→ What to produce
Take down each entry exactly as written.

→ Extracted data

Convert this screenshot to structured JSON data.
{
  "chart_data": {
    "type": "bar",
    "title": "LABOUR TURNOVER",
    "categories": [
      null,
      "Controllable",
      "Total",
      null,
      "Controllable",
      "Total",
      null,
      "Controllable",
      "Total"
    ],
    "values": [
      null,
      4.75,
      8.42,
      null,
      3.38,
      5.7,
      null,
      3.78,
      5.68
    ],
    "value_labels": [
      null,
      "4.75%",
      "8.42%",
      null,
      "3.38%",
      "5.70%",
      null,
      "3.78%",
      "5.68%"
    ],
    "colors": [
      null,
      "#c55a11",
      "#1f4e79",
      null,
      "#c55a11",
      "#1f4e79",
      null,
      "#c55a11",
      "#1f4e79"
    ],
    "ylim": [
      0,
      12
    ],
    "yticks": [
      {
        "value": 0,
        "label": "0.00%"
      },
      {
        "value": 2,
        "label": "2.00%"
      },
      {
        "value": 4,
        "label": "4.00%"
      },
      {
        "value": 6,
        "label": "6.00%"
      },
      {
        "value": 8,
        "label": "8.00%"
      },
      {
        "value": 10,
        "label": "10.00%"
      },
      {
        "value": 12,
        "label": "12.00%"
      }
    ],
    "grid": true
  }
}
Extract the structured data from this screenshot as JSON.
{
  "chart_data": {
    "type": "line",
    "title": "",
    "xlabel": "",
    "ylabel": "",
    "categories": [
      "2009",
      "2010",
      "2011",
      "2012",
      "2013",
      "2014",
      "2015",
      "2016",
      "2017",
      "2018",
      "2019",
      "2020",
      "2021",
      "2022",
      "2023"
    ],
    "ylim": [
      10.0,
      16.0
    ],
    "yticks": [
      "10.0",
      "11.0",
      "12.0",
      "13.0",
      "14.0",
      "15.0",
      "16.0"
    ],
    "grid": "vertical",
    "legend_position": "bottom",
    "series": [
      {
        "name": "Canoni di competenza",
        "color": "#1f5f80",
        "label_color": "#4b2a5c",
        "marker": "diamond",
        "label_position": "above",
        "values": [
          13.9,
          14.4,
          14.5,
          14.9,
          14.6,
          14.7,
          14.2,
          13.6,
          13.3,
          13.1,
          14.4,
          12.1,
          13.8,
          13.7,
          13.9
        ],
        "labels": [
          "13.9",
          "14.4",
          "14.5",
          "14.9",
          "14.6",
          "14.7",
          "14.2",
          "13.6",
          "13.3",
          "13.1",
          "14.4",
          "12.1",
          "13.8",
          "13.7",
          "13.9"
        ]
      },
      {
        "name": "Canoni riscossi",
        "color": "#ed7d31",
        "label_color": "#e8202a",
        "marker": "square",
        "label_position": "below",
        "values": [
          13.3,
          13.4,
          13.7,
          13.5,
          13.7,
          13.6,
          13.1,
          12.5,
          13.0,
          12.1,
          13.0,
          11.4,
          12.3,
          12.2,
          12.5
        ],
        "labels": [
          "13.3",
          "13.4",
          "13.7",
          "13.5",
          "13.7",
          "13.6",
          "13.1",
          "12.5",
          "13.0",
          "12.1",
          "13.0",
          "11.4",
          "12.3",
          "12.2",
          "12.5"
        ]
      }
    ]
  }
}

→ The response
Convert this screenshot to structured JSON data.
{
  "chart_data": {
    "type": "bar",
    "title": "LABOUR TURNOVER",
    "categories": [
      null,
      "Controllable",
      "Total",
      null,
      "Controllable",
      "Total",
      null,
      "Controllable",
      "Total"
    ],
    "values": [
      null,
      4.75,
      8.42,
      null,
      3.38,
      5.7,
      null,
      3.78,
      5.68
    ],
    "value_labels": [
      null,
      "4.75%",
      "8.42%",
      null,
      "3.38%",
      "5.70%",
      null,
      "3.78%",
      "5.68%"
    ],
    "colors": [
      null,
      "#c55a11",
      "#1f4e79",
      null,
      "#c55a11",
      "#1f4e79",
      null,
      "#c55a11",
      "#1f4e79"
    ],
    "ylim": [
      0,
      12
    ],
    "yticks": [
      {
        "value": 0,
        "label": "0.00%"
      },
      {
        "value": 2,
        "label": "2.00%"
      },
      {
        "value": 4,
        "label": "4.00%"
      },
      {
        "value": 6,
        "label": "6.00%"
      },
      {
        "value": 8,
        "label": "8.00%"
      },
      {
        "value": 10,
        "label": "10.00%"
      },
      {
        "value": 12,
        "label": "12.00%"
      }
    ],
    "grid": true
  }
}
Extract the structured data from this screenshot as JSON.
{
  "chart_data": {
    "type": "line",
    "title": "",
    "xlabel": "",
    "ylabel": "",
    "categories": [
      "2009",
      "2010",
      "2011",
      "2012",
      "2013",
      "2014",
      "2015",
      "2016",
      "2017",
      "2018",
      "2019",
      "2020",
      "2021",
      "2022",
      "2023"
    ],
    "ylim": [
      10.0,
      16.0
    ],
    "yticks": [
      "10.0",
      "11.0",
      "12.0",
      "13.0",
      "14.0",
      "15.0",
      "16.0"
    ],
    "grid": "vertical",
    "legend_position": "bottom",
    "series": [
      {
        "name": "Canoni di competenza",
        "color": "#1f5f80",
        "label_color": "#4b2a5c",
        "marker": "diamond",
        "label_position": "above",
        "values": [
          13.9,
          14.4,
          14.5,
          14.9,
          14.6,
          14.7,
          14.2,
          13.6,
          13.3,
          13.1,
          14.4,
          12.1,
          13.8,
          13.7,
          13.9
        ],
        "labels": [
          "13.9",
          "14.4",
          "14.5",
          "14.9",
          "14.6",
          "14.7",
          "14.2",
          "13.6",
          "13.3",
          "13.1",
          "14.4",
          "12.1",
          "13.8",
          "13.7",
          "13.9"
        ]
      },
      {
        "name": "Canoni riscossi",
        "color": "#ed7d31",
        "label_color": "#e8202a",
        "marker": "square",
        "label_position": "below",
        "values": [
          13.3,
          13.4,
          13.7,
          13.5,
          13.7,
          13.6,
          13.1,
          12.5,
          13.0,
          12.1,
          13.0,
          11.4,
          12.3,
          12.2,
          12.5
        ],
        "labels": [
          "13.3",
          "13.4",
          "13.7",
          "13.5",
          "13.7",
          "13.6",
          "13.1",
          "12.5",
          "13.0",
          "12.1",
          "13.0",
          "11.4",
          "12.3",
          "12.2",
          "12.5"
        ]
      }
    ]
  }
}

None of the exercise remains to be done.